* **SOURCE DATA**

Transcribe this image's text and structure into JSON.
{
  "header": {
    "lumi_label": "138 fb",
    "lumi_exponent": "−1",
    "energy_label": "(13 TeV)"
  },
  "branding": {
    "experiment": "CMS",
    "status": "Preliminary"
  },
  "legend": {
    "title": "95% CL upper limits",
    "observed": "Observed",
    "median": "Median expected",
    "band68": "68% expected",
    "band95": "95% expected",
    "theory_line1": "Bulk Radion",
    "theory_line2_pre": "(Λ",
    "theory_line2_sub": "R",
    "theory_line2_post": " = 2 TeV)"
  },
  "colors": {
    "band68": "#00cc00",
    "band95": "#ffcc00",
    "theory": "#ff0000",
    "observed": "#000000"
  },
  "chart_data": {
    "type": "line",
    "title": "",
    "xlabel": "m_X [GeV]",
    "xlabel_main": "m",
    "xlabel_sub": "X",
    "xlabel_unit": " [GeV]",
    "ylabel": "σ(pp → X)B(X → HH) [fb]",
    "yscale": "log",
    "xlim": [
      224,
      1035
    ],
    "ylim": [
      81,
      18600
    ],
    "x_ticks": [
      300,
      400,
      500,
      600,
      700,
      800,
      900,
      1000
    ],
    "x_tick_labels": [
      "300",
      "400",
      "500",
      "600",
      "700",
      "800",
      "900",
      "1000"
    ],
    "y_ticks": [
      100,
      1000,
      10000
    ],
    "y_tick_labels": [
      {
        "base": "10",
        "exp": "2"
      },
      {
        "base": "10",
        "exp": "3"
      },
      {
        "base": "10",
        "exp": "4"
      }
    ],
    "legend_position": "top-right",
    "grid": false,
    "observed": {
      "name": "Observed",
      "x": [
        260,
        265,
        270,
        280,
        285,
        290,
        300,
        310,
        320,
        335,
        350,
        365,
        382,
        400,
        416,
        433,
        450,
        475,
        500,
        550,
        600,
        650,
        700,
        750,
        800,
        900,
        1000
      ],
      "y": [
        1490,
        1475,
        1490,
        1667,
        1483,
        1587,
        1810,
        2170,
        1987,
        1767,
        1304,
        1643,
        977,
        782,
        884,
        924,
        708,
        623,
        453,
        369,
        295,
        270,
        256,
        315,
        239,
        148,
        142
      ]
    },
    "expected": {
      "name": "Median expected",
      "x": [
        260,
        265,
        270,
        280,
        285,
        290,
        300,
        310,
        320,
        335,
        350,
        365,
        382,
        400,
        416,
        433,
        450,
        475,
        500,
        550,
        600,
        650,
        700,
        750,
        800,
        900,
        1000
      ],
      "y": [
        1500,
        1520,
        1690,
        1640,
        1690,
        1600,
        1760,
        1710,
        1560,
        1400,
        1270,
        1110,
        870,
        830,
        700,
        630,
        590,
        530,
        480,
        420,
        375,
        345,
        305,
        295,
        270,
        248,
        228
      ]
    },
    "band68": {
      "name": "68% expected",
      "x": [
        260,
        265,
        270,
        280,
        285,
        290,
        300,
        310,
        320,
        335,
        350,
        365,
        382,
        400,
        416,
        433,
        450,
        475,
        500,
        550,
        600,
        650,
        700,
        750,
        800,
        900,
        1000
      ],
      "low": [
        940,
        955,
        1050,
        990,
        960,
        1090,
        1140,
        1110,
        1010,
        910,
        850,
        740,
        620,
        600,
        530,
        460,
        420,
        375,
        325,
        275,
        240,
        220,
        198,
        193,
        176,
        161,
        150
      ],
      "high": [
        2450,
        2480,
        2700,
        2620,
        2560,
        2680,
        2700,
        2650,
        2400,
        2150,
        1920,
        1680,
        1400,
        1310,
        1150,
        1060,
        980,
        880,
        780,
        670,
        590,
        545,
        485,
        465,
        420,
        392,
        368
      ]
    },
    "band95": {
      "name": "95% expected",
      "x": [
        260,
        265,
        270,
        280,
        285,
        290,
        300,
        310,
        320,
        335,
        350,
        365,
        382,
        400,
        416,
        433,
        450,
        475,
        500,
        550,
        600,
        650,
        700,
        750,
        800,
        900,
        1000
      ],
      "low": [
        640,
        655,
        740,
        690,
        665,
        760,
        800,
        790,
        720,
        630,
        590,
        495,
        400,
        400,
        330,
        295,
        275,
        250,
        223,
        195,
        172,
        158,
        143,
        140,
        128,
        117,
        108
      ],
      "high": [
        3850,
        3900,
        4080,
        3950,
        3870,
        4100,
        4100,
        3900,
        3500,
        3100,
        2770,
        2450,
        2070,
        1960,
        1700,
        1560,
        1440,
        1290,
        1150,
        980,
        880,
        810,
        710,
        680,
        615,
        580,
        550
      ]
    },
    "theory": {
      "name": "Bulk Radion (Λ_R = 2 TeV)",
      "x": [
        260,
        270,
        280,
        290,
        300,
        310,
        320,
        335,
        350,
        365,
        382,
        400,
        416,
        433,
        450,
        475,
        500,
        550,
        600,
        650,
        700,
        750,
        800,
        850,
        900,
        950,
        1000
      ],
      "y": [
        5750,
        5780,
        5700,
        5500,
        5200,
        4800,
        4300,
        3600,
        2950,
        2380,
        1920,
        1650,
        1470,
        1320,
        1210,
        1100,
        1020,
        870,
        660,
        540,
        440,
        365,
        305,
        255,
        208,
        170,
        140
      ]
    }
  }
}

* **TASK BRIEF**
Write out the full set of records exactly as given.

* **THE RESULT**
Transcribe this image's text and structure into JSON.
{
  "header": {
    "lumi_label": "138 fb",
    "lumi_exponent": "−1",
    "energy_label": "(13 TeV)"
  },
  "branding": {
    "experiment": "CMS",
    "status": "Preliminary"
  },
  "legend": {
    "title": "95% CL upper limits",
    "observed": "Observed",
    "median": "Median expected",
    "band68": "68% expected",
    "band95": "95% expected",
    "theory_line1": "Bulk Radion",
    "theory_line2_pre": "(Λ",
    "theory_line2_sub": "R",
    "theory_line2_post": " = 2 TeV)"
  },
  "colors": {
    "band68": "#00cc00",
    "band95": "#ffcc00",
    "theory": "#ff0000",
    "observed": "#000000"
  },
  "chart_data": {
    "type": "line",
    "title": "",
    "xlabel": "m_X [GeV]",
    "xlabel_main": "m",
    "xlabel_sub": "X",
    "xlabel_unit": " [GeV]",
    "ylabel": "σ(pp → X)B(X → HH) [fb]",
    "yscale": "log",
    "xlim": [
      224,
      1035
    ],
    "ylim": [
      81,
      18600
    ],
    "x_ticks": [
      300,
      400,
      500,
      600,
      700,
      800,
      900,
      1000
    ],
    "x_tick_labels": [
      "300",
      "400",
      "500",
      "600",
      "700",
      "800",
      "900",
      "1000"
    ],
    "y_ticks": [
      100,
      1000,
      10000
    ],
    "y_tick_labels": [
      {
        "base": "10",
        "exp": "2"
      },
      {
        "base": "10",
        "exp": "3"
      },
      {
        "base": "10",
        "exp": "4"
      }
    ],
    "legend_position": "top-right",
    "grid": false,
    "observed": {
      "name": "Observed",
      "x": [
        260,
        265,
        270,
        280,
        285,
        290,
        300,
        310,
        320,
        335,
        350,
        365,
        382,
        400,
        416,
        433,
        450,
        475,
        500,
        550,
        600,
        650,
        700,
        750,
        800,
        900,
        1000
      ],
      "y": [
        1490,
        1475,
        1490,
        1667,
        1483,
        1587,
        1810,
        2170,
        1987,
        1767,
        1304,
        1643,
        977,
        782,
        884,
        924,
        708,
        623,
        453,
        369,
        295,
        270,
        256,
        315,
        239,
        148,
        142
      ]
    },
    "expected": {
      "name": "Median expected",
      "x": [
        260,
        265,
        270,
        280,
        285,
        290,
        300,
        310,
        320,
        335,
        350,
        365,
        382,
        400,
        416,
        433,
        450,
        475,
        500,
        550,
        600,
        650,
        700,
        750,
        800,
        900,
        1000
      ],
      "y": [
        1500,
        1520,
        1690,
        1640,
        1690,
        1600,
        1760,
        1710,
        1560,
        1400,
        1270,
        1110,
        870,
        830,
        700,
        630,
        590,
        530,
        480,
        420,
        375,
        345,
        305,
        295,
        270,
        248,
        228
      ]
    },
    "band68": {
      "name": "68% expected",
      "x": [
        260,
        265,
        270,
        280,
        285,
        290,
        300,
        310,
        320,
        335,
        350,
        365,
        382,
        400,
        416,
        433,
        450,
        475,
        500,
        550,
        600,
        650,
        700,
        750,
        800,
        900,
        1000
      ],
      "low": [
        940,
        955,
        1050,
        990,
        960,
        1090,
        1140,
        1110,
        1010,
        910,
        850,
        740,
        620,
        600,
        530,
        460,
        420,
        375,
        325,
        275,
        240,
        220,
        198,
        193,
        176,
        161,
        150
      ],
      "high": [
        2450,
        2480,
        2700,
        2620,
        2560,
        2680,
        2700,
        2650,
        2400,
        2150,
        1920,
        1680,
        1400,
        1310,
        1150,
        1060,
        980,
        880,
        780,
        670,
        590,
        545,
        485,
        465,
        420,
        392,
        368
      ]
    },
    "band95": {
      "name": "95% expected",
      "x": [
        260,
        265,
        270,
        280,
        285,
        290,
        300,
        310,
        320,
        335,
        350,
        365,
        382,
        400,
        416,
        433,
        450,
        475,
        500,
        550,
        600,
        650,
        700,
        750,
        800,
        900,
        1000
      ],
      "low": [
        640,
        655,
        740,
        690,
        665,
        760,
        800,
        790,
        720,
        630,
        590,
        495,
        400,
        400,
        330,
        295,
        275,
        250,
        223,
        195,
        172,
        158,
        143,
        140,
        128,
        117,
        108
      ],
      "high": [
        3850,
        3900,
        4080,
        3950,
        3870,
        4100,
        4100,
        3900,
        3500,
        3100,
        2770,
        2450,
        2070,
        1960,
        1700,
        1560,
        1440,
        1290,
        1150,
        980,
        880,
        810,
        710,
        680,
        615,
        580,
        550
      ]
    },
    "theory": {
      "name": "Bulk Radion (Λ_R = 2 TeV)",
      "x": [
        260,
        270,
        280,
        290,
        300,
        310,
        320,
        335,
        350,
        365,
        382,
        400,
        416,
        433,
        450,
        475,
        500,
        550,
        600,
        650,
        700,
        750,
        800,
        850,
        900,
        950,
        1000
      ],
      "y": [
        5750,
        5780,
        5700,
        5500,
        5200,
        4800,
        4300,
        3600,
        2950,
        2380,
        1920,
        1650,
        1470,
        1320,
        1210,
        1100,
        1020,
        870,
        660,
        540,
        440,
        365,
        305,
        255,
        208,
        170,
        140
      ]
    }
  }
}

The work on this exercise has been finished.